### STATED EXERCISE:
Quote every line of the material beneath this one.

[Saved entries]
[start]

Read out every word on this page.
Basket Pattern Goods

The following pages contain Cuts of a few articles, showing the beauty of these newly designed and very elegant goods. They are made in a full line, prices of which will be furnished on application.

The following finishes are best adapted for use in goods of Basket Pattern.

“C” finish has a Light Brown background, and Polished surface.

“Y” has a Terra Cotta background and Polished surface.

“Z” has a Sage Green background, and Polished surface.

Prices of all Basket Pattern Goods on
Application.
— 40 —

[end]

### ANSWER FOR THIS EXERCISE:
Read out every word on this page.
Basket Pattern Goods

The following pages contain Cuts of a few articles, showing the beauty of these newly designed and very elegant goods. They are made in a full line, prices of which will be furnished on application.

The following finishes are best adapted for use in goods of Basket Pattern.

“C” finish has a Light Brown background, and Polished surface.

“Y” has a Terra Cotta background and Polished surface.

“Z” has a Sage Green background, and Polished surface.

Prices of all Basket Pattern Goods on
Application.
— 40 —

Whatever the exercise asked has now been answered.